• SET TASK
Filter the records below and copy every line containing the word "Wykonalność".

• INPUT DATA
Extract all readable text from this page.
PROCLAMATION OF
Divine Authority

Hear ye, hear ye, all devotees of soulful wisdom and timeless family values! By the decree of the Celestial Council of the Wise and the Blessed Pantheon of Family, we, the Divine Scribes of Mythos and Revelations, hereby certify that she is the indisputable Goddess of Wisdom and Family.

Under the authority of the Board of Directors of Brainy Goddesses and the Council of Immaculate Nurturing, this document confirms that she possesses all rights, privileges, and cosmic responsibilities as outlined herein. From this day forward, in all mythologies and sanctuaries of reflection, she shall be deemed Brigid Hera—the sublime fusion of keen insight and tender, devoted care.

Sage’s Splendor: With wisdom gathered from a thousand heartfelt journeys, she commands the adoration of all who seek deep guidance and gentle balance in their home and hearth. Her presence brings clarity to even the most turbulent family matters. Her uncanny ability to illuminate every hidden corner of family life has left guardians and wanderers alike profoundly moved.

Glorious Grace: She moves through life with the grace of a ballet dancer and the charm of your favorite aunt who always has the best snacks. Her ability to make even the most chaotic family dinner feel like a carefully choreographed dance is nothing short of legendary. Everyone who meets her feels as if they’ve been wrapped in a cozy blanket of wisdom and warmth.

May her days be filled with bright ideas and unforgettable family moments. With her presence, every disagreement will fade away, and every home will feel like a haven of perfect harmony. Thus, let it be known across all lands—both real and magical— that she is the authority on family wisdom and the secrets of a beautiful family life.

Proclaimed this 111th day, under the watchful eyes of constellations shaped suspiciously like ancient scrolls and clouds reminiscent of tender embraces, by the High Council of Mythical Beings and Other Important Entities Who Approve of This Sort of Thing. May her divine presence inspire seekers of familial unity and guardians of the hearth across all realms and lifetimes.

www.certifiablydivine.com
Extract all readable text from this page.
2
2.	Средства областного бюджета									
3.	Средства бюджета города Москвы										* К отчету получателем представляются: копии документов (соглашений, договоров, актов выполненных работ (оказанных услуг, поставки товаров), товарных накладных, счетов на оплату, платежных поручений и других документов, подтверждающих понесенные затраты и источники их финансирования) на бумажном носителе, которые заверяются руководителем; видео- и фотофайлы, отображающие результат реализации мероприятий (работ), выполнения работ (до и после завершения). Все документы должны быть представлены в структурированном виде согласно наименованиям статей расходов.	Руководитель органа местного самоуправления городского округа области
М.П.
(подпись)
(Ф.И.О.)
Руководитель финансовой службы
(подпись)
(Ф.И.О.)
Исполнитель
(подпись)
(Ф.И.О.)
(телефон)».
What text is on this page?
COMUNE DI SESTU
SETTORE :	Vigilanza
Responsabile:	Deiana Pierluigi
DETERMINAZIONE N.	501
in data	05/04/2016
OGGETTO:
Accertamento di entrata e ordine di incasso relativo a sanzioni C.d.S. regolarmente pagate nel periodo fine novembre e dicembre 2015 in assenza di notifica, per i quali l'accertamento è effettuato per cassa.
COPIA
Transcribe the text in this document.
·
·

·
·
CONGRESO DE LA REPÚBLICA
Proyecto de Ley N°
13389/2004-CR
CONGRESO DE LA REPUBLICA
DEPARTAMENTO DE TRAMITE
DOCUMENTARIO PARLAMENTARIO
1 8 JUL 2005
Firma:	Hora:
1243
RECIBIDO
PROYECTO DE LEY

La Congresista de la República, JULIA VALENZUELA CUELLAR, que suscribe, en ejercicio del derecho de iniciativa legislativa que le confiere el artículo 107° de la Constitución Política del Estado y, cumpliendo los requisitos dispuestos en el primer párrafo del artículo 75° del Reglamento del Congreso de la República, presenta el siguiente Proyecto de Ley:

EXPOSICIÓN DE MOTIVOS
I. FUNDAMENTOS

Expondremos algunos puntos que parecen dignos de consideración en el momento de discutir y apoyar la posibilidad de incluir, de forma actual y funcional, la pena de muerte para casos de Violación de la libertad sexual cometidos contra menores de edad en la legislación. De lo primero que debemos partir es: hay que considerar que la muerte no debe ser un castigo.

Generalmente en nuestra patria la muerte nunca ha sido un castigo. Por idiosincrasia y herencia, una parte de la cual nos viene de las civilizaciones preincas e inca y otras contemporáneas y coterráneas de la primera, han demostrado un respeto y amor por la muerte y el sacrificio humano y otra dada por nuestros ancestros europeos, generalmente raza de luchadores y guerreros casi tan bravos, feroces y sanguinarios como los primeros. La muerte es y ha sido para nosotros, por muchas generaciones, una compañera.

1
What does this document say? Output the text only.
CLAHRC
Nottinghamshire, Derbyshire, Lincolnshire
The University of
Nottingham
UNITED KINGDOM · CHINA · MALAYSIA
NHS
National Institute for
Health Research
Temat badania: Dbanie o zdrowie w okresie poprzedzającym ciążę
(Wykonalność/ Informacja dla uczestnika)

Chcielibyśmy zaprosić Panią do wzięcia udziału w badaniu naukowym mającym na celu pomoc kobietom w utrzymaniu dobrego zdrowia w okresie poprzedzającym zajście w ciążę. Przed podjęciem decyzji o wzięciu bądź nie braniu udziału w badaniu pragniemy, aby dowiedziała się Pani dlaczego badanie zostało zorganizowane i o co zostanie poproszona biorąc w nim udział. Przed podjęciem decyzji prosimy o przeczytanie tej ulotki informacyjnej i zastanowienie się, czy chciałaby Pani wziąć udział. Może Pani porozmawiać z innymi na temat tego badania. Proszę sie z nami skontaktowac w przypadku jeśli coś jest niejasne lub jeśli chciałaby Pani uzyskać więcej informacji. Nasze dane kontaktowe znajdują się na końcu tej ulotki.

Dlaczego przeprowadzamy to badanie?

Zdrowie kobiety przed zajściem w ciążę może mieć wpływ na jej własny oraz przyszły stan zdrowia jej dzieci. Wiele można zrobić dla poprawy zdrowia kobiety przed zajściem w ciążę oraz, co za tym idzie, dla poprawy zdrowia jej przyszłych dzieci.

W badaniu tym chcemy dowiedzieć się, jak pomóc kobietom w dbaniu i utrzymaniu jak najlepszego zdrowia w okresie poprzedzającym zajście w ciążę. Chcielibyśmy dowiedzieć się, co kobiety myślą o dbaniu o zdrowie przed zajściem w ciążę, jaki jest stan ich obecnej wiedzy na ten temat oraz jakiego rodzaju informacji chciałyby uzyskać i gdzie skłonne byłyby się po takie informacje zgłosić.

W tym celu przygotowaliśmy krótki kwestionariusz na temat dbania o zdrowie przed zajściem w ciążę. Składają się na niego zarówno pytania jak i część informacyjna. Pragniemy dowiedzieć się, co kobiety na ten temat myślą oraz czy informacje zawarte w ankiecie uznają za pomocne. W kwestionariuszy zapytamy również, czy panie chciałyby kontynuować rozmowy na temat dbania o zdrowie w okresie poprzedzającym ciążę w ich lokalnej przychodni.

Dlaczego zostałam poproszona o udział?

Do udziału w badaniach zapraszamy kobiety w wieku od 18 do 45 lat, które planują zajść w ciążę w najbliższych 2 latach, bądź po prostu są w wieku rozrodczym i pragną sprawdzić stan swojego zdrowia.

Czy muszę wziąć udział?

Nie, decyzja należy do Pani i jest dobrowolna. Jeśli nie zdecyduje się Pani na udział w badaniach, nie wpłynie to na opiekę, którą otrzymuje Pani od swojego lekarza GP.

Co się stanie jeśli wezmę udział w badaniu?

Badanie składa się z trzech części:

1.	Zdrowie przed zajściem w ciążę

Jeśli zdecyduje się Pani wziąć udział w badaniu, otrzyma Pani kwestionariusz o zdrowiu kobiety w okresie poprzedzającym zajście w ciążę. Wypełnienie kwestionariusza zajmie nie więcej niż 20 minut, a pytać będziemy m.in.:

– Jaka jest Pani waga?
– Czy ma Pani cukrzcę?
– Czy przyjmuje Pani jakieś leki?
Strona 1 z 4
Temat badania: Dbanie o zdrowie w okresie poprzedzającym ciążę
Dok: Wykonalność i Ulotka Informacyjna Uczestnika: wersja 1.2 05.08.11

• TASK ANSWER
(Wykonalność/ Informacja dla uczestnika)
Dok: Wykonalność i Ulotka Informacyjna Uczestnika: wersja 1.2 05.08.11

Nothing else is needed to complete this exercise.